(Stored items)
———
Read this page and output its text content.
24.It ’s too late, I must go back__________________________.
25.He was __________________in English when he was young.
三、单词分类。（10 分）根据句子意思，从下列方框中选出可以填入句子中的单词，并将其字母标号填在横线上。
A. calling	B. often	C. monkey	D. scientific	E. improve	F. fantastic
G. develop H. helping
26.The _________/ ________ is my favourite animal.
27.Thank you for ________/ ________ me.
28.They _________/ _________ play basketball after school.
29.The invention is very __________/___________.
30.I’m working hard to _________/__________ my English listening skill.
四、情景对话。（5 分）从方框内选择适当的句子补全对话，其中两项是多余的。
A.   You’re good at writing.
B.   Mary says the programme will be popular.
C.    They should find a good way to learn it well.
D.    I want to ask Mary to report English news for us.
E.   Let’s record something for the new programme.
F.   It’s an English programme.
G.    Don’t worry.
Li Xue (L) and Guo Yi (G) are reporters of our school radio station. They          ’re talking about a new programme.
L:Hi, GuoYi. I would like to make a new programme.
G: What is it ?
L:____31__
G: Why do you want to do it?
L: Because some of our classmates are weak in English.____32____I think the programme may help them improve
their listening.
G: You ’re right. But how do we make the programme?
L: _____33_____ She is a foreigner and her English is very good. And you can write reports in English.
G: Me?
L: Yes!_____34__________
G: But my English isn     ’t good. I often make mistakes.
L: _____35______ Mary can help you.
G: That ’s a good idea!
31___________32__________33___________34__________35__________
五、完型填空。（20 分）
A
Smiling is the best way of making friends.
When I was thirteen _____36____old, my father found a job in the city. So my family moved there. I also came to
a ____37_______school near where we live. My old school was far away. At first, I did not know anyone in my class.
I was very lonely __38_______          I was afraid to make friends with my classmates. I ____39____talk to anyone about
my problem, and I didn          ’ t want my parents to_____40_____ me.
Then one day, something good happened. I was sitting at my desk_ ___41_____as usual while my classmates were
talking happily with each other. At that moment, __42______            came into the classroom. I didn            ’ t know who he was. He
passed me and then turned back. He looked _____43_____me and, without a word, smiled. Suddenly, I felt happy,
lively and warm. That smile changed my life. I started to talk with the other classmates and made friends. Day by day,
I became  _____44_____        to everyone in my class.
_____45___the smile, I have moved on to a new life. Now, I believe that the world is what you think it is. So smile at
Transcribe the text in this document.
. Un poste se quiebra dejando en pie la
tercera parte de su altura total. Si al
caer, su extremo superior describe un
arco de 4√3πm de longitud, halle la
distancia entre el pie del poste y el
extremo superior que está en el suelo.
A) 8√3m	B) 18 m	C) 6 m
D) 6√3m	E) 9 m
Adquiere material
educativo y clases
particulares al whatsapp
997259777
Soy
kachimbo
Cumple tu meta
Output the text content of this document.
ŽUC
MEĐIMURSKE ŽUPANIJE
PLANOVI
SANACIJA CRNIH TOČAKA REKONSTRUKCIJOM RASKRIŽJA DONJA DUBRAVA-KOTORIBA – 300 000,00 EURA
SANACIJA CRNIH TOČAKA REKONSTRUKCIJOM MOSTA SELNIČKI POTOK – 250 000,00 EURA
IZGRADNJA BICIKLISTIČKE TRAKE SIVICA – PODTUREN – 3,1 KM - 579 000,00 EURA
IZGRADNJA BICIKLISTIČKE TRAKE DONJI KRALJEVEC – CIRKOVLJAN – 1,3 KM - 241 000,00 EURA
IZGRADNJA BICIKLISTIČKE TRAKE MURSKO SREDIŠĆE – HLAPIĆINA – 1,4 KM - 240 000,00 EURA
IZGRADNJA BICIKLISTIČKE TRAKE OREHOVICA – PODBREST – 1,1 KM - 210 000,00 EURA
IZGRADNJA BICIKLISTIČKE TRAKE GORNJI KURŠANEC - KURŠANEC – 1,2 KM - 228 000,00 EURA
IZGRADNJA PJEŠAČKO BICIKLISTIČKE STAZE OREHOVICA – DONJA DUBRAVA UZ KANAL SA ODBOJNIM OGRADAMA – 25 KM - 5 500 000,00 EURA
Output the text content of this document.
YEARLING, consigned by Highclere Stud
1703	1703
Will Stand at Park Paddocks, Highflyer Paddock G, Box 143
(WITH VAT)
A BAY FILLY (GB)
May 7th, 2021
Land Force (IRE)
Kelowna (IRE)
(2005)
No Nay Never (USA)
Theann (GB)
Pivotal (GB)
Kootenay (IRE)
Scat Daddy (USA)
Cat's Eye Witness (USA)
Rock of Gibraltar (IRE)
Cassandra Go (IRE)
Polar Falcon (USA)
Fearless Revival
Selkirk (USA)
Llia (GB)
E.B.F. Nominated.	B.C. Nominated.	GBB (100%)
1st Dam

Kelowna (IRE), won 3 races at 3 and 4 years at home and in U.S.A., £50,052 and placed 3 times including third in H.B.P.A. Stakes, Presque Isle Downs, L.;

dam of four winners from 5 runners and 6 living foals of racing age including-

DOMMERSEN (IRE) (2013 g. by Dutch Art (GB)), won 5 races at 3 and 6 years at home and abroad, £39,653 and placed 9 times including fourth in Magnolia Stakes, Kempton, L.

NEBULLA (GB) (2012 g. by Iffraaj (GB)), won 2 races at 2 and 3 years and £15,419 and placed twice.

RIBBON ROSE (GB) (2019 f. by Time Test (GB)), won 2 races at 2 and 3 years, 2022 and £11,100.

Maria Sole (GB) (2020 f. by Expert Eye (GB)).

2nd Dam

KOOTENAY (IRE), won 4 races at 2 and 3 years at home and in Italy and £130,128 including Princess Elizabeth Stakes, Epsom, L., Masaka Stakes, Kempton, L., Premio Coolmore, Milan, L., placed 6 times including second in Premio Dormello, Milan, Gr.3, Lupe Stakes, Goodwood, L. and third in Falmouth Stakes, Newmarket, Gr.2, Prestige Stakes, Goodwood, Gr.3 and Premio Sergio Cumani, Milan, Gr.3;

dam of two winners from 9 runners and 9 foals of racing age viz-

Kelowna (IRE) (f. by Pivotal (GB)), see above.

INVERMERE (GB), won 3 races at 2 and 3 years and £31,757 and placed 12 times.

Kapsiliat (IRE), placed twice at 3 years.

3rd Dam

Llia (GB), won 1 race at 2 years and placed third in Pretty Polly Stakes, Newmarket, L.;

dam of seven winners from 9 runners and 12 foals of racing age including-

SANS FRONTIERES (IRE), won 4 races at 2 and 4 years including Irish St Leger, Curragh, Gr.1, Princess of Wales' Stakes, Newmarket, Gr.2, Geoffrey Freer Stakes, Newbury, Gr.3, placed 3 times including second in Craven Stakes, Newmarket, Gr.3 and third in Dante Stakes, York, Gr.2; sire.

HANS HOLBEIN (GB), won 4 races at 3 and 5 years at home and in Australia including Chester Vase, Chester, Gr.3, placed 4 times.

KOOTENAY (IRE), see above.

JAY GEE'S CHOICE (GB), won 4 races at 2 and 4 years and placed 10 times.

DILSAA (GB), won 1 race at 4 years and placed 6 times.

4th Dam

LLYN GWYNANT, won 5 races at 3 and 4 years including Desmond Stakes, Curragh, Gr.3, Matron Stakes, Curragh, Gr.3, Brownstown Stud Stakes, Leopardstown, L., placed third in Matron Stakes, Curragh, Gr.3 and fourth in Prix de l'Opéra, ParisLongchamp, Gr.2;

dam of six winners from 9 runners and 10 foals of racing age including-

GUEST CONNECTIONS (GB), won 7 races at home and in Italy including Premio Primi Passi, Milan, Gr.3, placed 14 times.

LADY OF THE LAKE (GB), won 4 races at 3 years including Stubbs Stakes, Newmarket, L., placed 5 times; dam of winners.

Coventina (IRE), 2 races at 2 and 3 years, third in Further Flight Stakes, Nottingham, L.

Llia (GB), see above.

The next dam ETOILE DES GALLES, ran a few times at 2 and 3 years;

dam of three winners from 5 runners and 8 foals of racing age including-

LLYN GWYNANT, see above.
———
__Exercise description__.
Find all lines with "about" in them and copy each one.

__Complete answer__.
Li Xue (L) and Guo Yi (G) are reporters of our school radio station. They          ’re talking about a new programme.
I was very lonely __38_______          I was afraid to make friends with my classmates. I ____39____talk to anyone about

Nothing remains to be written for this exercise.